## EXERCISE INSTRUCTIONS
For this exercise, restate every line below word for word and drop the images.

MATERIAL FOR THE TASK below:

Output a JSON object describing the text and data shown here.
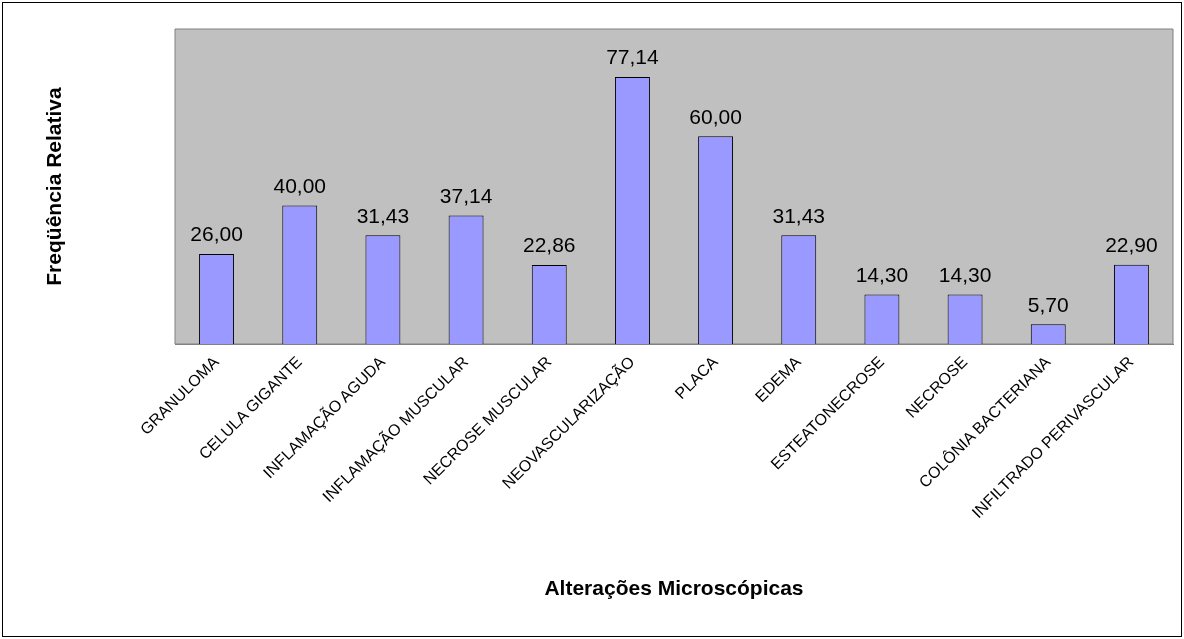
{
  "chart_data": {
    "type": "bar",
    "xlabel": "Alterações Microscópicas",
    "ylabel": "Freqüência Relativa",
    "categories": [
      "GRANULOMA",
      "CELULA GIGANTE",
      "INFLAMAÇÃO AGUDA",
      "INFLAMAÇÃO MUSCULAR",
      "NECROSE MUSCULAR",
      "NEOVASCULARIZAÇÃO",
      "PLACA",
      "EDEMA",
      "ESTEATONECROSE",
      "NECROSE",
      "COLÔNIA BACTERIANA",
      "INFILTRADO PERIVASCULAR"
    ],
    "values": [
      26,
      40,
      31.43,
      37.14,
      22.86,
      77.14,
      60,
      31.43,
      14.3,
      14.3,
      5.7,
      22.9
    ],
    "value_labels": [
      "26,00",
      "40,00",
      "31,43",
      "37,14",
      "22,86",
      "77,14",
      "60,00",
      "31,43",
      "14,30",
      "14,30",
      "5,70",
      "22,90"
    ],
    "color": "#9999ff",
    "grid": false,
    "legend": false
  }
}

End of MATERIAL FOR THE TASK.

## TASK OUTPUT
Output a JSON object describing the text and data shown here.
{
  "chart_data": {
    "type": "bar",
    "xlabel": "Alterações Microscópicas",
    "ylabel": "Freqüência Relativa",
    "categories": [
      "GRANULOMA",
      "CELULA GIGANTE",
      "INFLAMAÇÃO AGUDA",
      "INFLAMAÇÃO MUSCULAR",
      "NECROSE MUSCULAR",
      "NEOVASCULARIZAÇÃO",
      "PLACA",
      "EDEMA",
      "ESTEATONECROSE",
      "NECROSE",
      "COLÔNIA BACTERIANA",
      "INFILTRADO PERIVASCULAR"
    ],
    "values": [
      26,
      40,
      31.43,
      37.14,
      22.86,
      77.14,
      60,
      31.43,
      14.3,
      14.3,
      5.7,
      22.9
    ],
    "value_labels": [
      "26,00",
      "40,00",
      "31,43",
      "37,14",
      "22,86",
      "77,14",
      "60,00",
      "31,43",
      "14,30",
      "14,30",
      "5,70",
      "22,90"
    ],
    "color": "#9999ff",
    "grid": false,
    "legend": false
  }
}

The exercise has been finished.